◆ **PROVIDED ENTRIES**
========================================
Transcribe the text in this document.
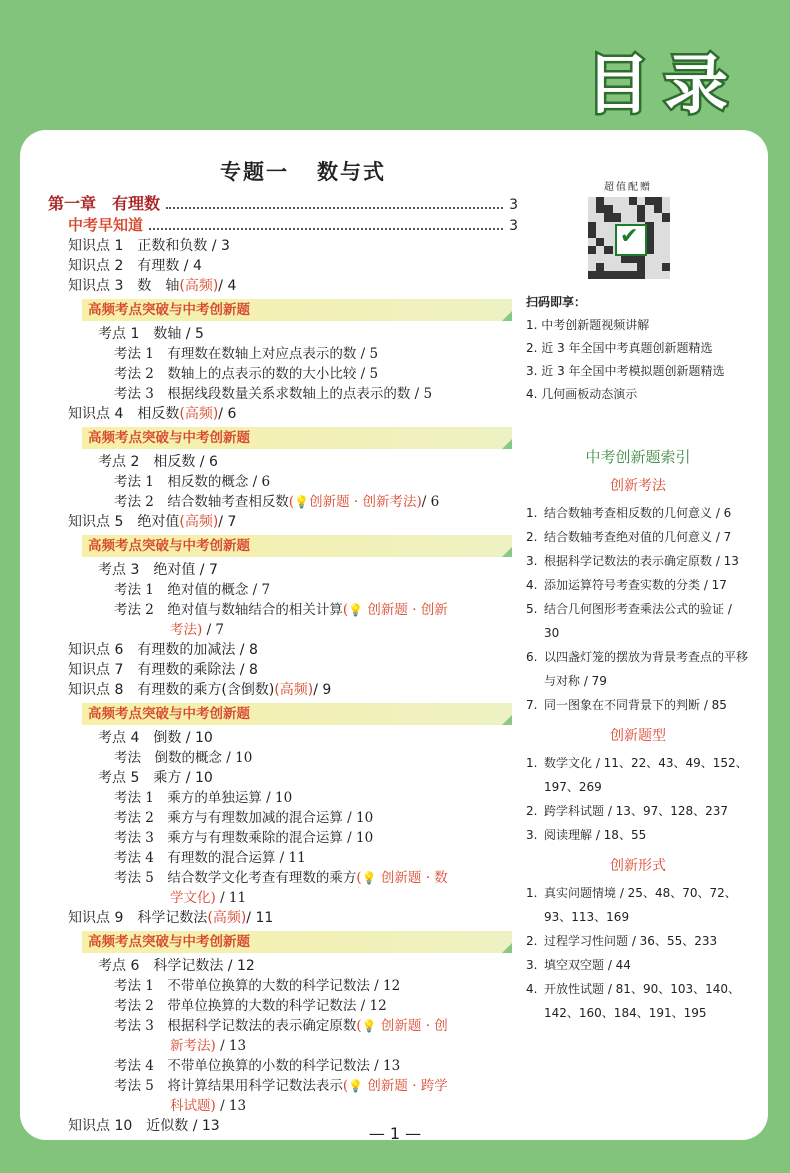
目录
专题一 数与式
第一章　有理数	3
中考早知道	3
知识点 1　正数和负数 / 3
知识点 2　有理数 / 4
知识点 3　数　轴 (高频) / 4
高频考点突破与中考创新题
考点 1　数轴 / 5
考法 1　有理数在数轴上对应点表示的数 / 5
考法 2　数轴上的点表示的数的大小比较 / 5
考法 3　根据线段数量关系求数轴上的点表示的数 / 5
知识点 4　相反数 (高频) / 6
高频考点突破与中考创新题
考点 2　相反数 / 6
考法 1　相反数的概念 / 6
考法 2　结合数轴考查相反数 ( 💡 创新题 · 创新考法) / 6
知识点 5　绝对值 (高频) / 7
高频考点突破与中考创新题
考点 3　绝对值 / 7
考法 1　绝对值的概念 / 7
考法 2　绝对值与数轴结合的相关计算(💡 创新题 · 创新
考法) / 7
知识点 6　有理数的加减法 / 8
知识点 7　有理数的乘除法 / 8
知识点 8　有理数的乘方(含倒数) (高频) / 9
高频考点突破与中考创新题
考点 4　倒数 / 10
考法　倒数的概念 / 10
考点 5　乘方 / 10
考法 1　乘方的单独运算 / 10
考法 2　乘方与有理数加减的混合运算 / 10
考法 3　乘方与有理数乘除的混合运算 / 10
考法 4　有理数的混合运算 / 11
考法 5　结合数学文化考查有理数的乘方(💡 创新题 · 数
学文化) / 11
知识点 9　科学记数法 (高频) / 11
高频考点突破与中考创新题
考点 6　科学记数法 / 12
考法 1　不带单位换算的大数的科学记数法 / 12
考法 2　带单位换算的大数的科学记数法 / 12
考法 3　根据科学记数法的表示确定原数(💡 创新题 · 创
新考法) / 13
考法 4　不带单位换算的小数的科学记数法 / 13
考法 5　将计算结果用科学记数法表示(💡 创新题 · 跨学
科试题) / 13
知识点 10　近似数 / 13
超值配赠
✔
扫码即享：
1. 中考创新题视频讲解
2. 近 3 年全国中考真题创新题精选
3. 近 3 年全国中考模拟题创新题精选
4. 几何画板动态演示
中考创新题索引
创新考法
1. 结合数轴考查相反数的几何意义 / 6
2. 结合数轴考查绝对值的几何意义 / 7
3. 根据科学记数法的表示确定原数 / 13
4. 添加运算符号考查实数的分类 / 17
5. 结合几何图形考查乘法公式的验证 / 30
6. 以四盏灯笼的摆放为背景考查点的平移与对称 / 79
7. 同一图象在不同背景下的判断 / 85
创新题型
1. 数学文化 / 11、22、43、49、152、197、269
2. 跨学科试题 / 13、97、128、237
3. 阅读理解 / 18、55
创新形式
1. 真实问题情境 / 25、48、70、72、93、113、169
2. 过程学习性问题 / 36、55、233
3. 填空双空题 / 44
4. 开放性试题 / 81、90、103、140、142、160、184、191、195
— 1 —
========================================
◆ **PROBLEM DETAILS**
Reproduce all entries exactly. Pictures do not belong in the copy.

◆ **SOLUTION**
Transcribe the text in this document.
目录
专题一 数与式
第一章　有理数	3
中考早知道	3
知识点 1　正数和负数 / 3
知识点 2　有理数 / 4
知识点 3　数　轴 (高频) / 4
高频考点突破与中考创新题
考点 1　数轴 / 5
考法 1　有理数在数轴上对应点表示的数 / 5
考法 2　数轴上的点表示的数的大小比较 / 5
考法 3　根据线段数量关系求数轴上的点表示的数 / 5
知识点 4　相反数 (高频) / 6
高频考点突破与中考创新题
考点 2　相反数 / 6
考法 1　相反数的概念 / 6
考法 2　结合数轴考查相反数 ( 💡 创新题 · 创新考法) / 6
知识点 5　绝对值 (高频) / 7
高频考点突破与中考创新题
考点 3　绝对值 / 7
考法 1　绝对值的概念 / 7
考法 2　绝对值与数轴结合的相关计算(💡 创新题 · 创新
考法) / 7
知识点 6　有理数的加减法 / 8
知识点 7　有理数的乘除法 / 8
知识点 8　有理数的乘方(含倒数) (高频) / 9
高频考点突破与中考创新题
考点 4　倒数 / 10
考法　倒数的概念 / 10
考点 5　乘方 / 10
考法 1　乘方的单独运算 / 10
考法 2　乘方与有理数加减的混合运算 / 10
考法 3　乘方与有理数乘除的混合运算 / 10
考法 4　有理数的混合运算 / 11
考法 5　结合数学文化考查有理数的乘方(💡 创新题 · 数
学文化) / 11
知识点 9　科学记数法 (高频) / 11
高频考点突破与中考创新题
考点 6　科学记数法 / 12
考法 1　不带单位换算的大数的科学记数法 / 12
考法 2　带单位换算的大数的科学记数法 / 12
考法 3　根据科学记数法的表示确定原数(💡 创新题 · 创
新考法) / 13
考法 4　不带单位换算的小数的科学记数法 / 13
考法 5　将计算结果用科学记数法表示(💡 创新题 · 跨学
科试题) / 13
知识点 10　近似数 / 13
超值配赠
✔
扫码即享：
1. 中考创新题视频讲解
2. 近 3 年全国中考真题创新题精选
3. 近 3 年全国中考模拟题创新题精选
4. 几何画板动态演示
中考创新题索引
创新考法
1. 结合数轴考查相反数的几何意义 / 6
2. 结合数轴考查绝对值的几何意义 / 7
3. 根据科学记数法的表示确定原数 / 13
4. 添加运算符号考查实数的分类 / 17
5. 结合几何图形考查乘法公式的验证 / 30
6. 以四盏灯笼的摆放为背景考查点的平移与对称 / 79
7. 同一图象在不同背景下的判断 / 85
创新题型
1. 数学文化 / 11、22、43、49、152、197、269
2. 跨学科试题 / 13、97、128、237
3. 阅读理解 / 18、55
创新形式
1. 真实问题情境 / 25、48、70、72、93、113、169
2. 过程学习性问题 / 36、55、233
3. 填空双空题 / 44
4. 开放性试题 / 81、90、103、140、142、160、184、191、195
— 1 —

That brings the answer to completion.